> [Data lines]
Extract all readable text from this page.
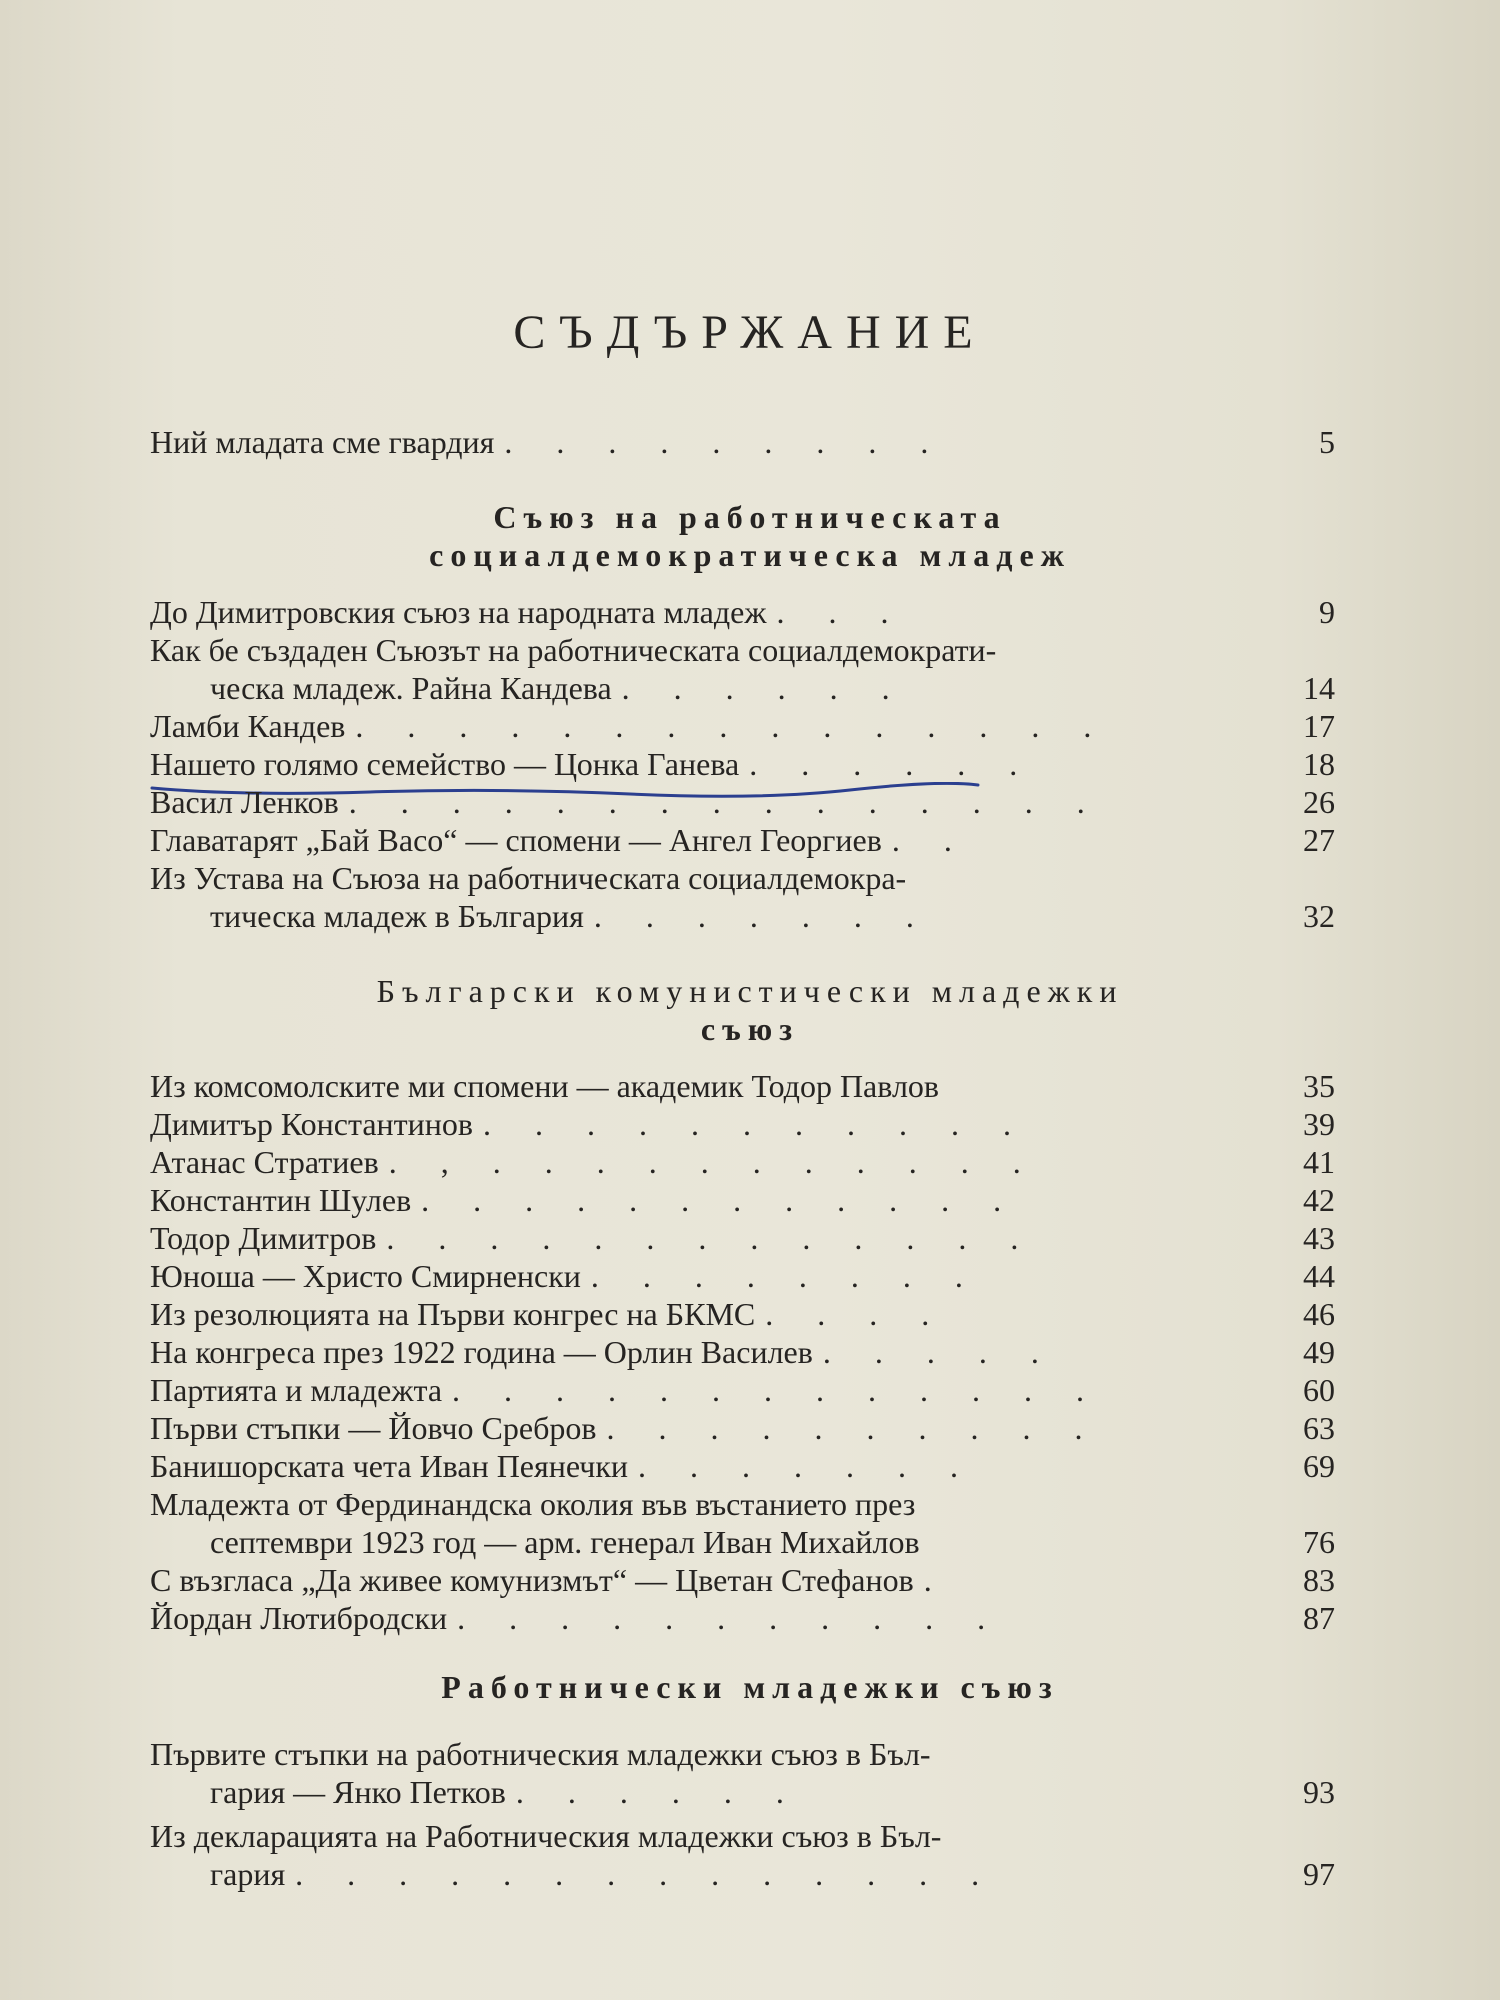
СЪДЪРЖАНИЕ
Ний младата сме гвардия . . . . . . . . .	5
Съюз на работническата
социалдемократическа младеж
До Димитровския съюз на народната младеж . . .	9
Как бе създаден Съюзът на работническата социалдемократи-
ческа младеж. Райна Кандева . . . . . .	14
Ламби Кандев . . . . . . . . . . . . . . .	17
Нашето голямо семейство — Цонка Ганева . . . . . .	18
Васил Ленков . . . . . . . . . . . . . . .	26
Главатарят „Бай Васо“ — спомени — Ангел Георгиев . .	27
Из Устава на Съюза на работническата социалдемокра-
тическа младеж в България . . . . . . .	32
Български комунистически младежки
съюз
Из комсомолските ми спомени — академик Тодор Павлов	35
Димитър Константинов . . . . . . . . . . .	39
Атанас Стратиев . , . . . . . . . . . . .	41
Константин Шулев . . . . . . . . . . . .	42
Тодор Димитров . . . . . . . . . . . . .	43
Юноша — Христо Смирненски . . . . . . . .	44
Из резолюцията на Първи конгрес на БКМС . . . .	46
На конгреса през 1922 година — Орлин Василев . . . . .	49
Партията и младежта . . . . . . . . . . . . .	60
Първи стъпки — Йовчо Сребров . . . . . . . . . .	63
Банишорската чета Иван Пеянечки . . . . . . .	69
Младежта от Фердинандска околия във въстанието през
септември 1923 год — арм. генерал Иван Михайлов	76
С възгласа „Да живее комунизмът“ — Цветан Стефанов .	83
Йордан Лютибродски . . . . . . . . . . .	87
Работнически младежки съюз
Първите стъпки на работническия младежки съюз в Бъл-
гария — Янко Петков . . . . . .	93
Из декларацията на Работническия младежки съюз в Бъл-
гария . . . . . . . . . . . . . .	97
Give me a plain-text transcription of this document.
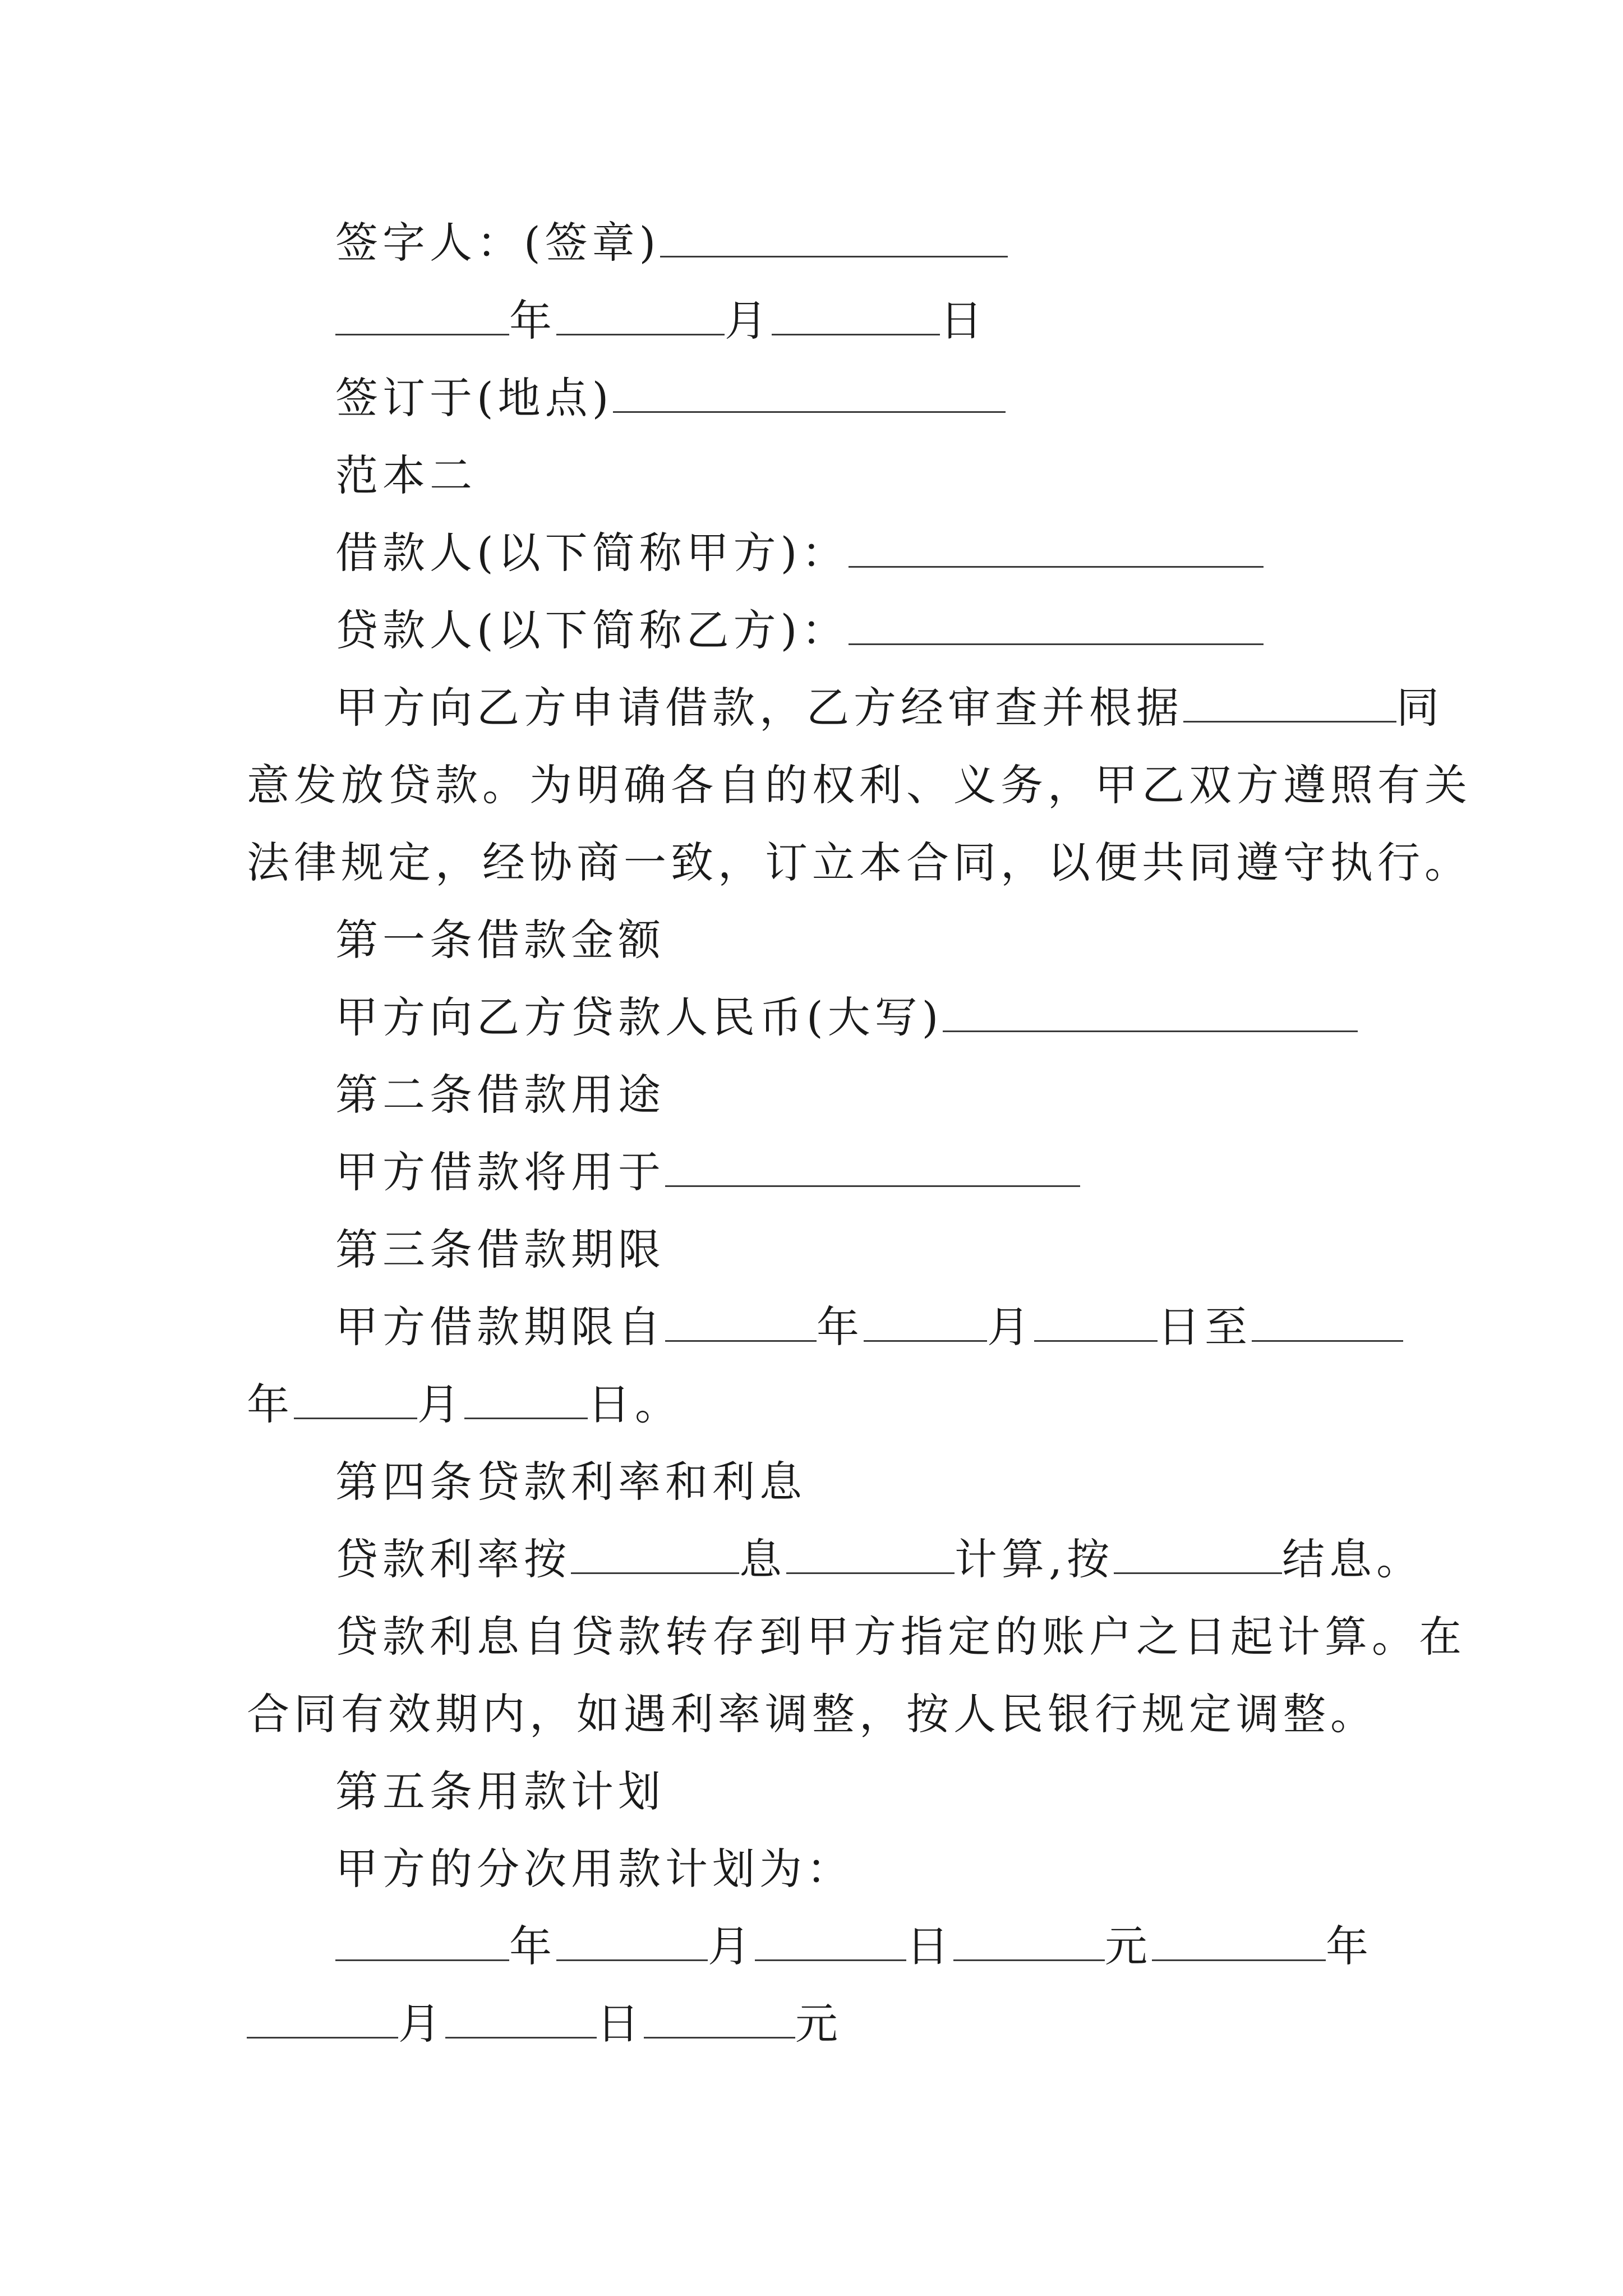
签字人：(签章)
年	月	日
签订于(地点)
范本二
借款人(以下简称甲方)：
贷款人(以下简称乙方)：
甲方向乙方申请借款，乙方经审查并根据	同
意发放贷款。为明确各自的权利、义务，甲乙双方遵照有关
法律规定，经协商一致，订立本合同，以便共同遵守执行。
第一条借款金额
甲方向乙方贷款人民币(大写)
第二条借款用途
甲方借款将用于
第三条借款期限
甲方借款期限自	年	月	日至
年	月	日。
第四条贷款利率和利息
贷款利率按	息	计算,按	结息。
贷款利息自贷款转存到甲方指定的账户之日起计算。在
合同有效期内，如遇利率调整，按人民银行规定调整。
第五条用款计划
甲方的分次用款计划为：
年	月	日	元	年
月	日	元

> [Problem description]
Give back each entry exactly as it appears, with no pictures.

> [Written reply]
Extract all readable text from this page.
СЪДЪРЖАНИЕ
Ний младата сме гвардия . . . . . . . . .	5
Съюз на работническата
социалдемократическа младеж
До Димитровския съюз на народната младеж . . .	9
Как бе създаден Съюзът на работническата социалдемократи-
ческа младеж. Райна Кандева . . . . . .	14
Ламби Кандев . . . . . . . . . . . . . . .	17
Нашето голямо семейство — Цонка Ганева . . . . . .	18
Васил Ленков . . . . . . . . . . . . . . .	26
Главатарят „Бай Васо“ — спомени — Ангел Георгиев . .	27
Из Устава на Съюза на работническата социалдемокра-
тическа младеж в България . . . . . . .	32
Български комунистически младежки
съюз
Из комсомолските ми спомени — академик Тодор Павлов	35
Димитър Константинов . . . . . . . . . . .	39
Атанас Стратиев . , . . . . . . . . . . .	41
Константин Шулев . . . . . . . . . . . .	42
Тодор Димитров . . . . . . . . . . . . .	43
Юноша — Христо Смирненски . . . . . . . .	44
Из резолюцията на Първи конгрес на БКМС . . . .	46
На конгреса през 1922 година — Орлин Василев . . . . .	49
Партията и младежта . . . . . . . . . . . . .	60
Първи стъпки — Йовчо Сребров . . . . . . . . . .	63
Банишорската чета Иван Пеянечки . . . . . . .	69
Младежта от Фердинандска околия във въстанието през
септември 1923 год — арм. генерал Иван Михайлов	76
С възгласа „Да живее комунизмът“ — Цветан Стефанов .	83
Йордан Лютибродски . . . . . . . . . . .	87
Работнически младежки съюз
Първите стъпки на работническия младежки съюз в Бъл-
гария — Янко Петков . . . . . .	93
Из декларацията на Работническия младежки съюз в Бъл-
гария . . . . . . . . . . . . . .	97
Give me a plain-text transcription of this document.
签字人：(签章)
年	月	日
签订于(地点)
范本二
借款人(以下简称甲方)：
贷款人(以下简称乙方)：
甲方向乙方申请借款，乙方经审查并根据	同
意发放贷款。为明确各自的权利、义务，甲乙双方遵照有关
法律规定，经协商一致，订立本合同，以便共同遵守执行。
第一条借款金额
甲方向乙方贷款人民币(大写)
第二条借款用途
甲方借款将用于
第三条借款期限
甲方借款期限自	年	月	日至
年	月	日。
第四条贷款利率和利息
贷款利率按	息	计算,按	结息。
贷款利息自贷款转存到甲方指定的账户之日起计算。在
合同有效期内，如遇利率调整，按人民银行规定调整。
第五条用款计划
甲方的分次用款计划为：
年	月	日	元	年
月	日	元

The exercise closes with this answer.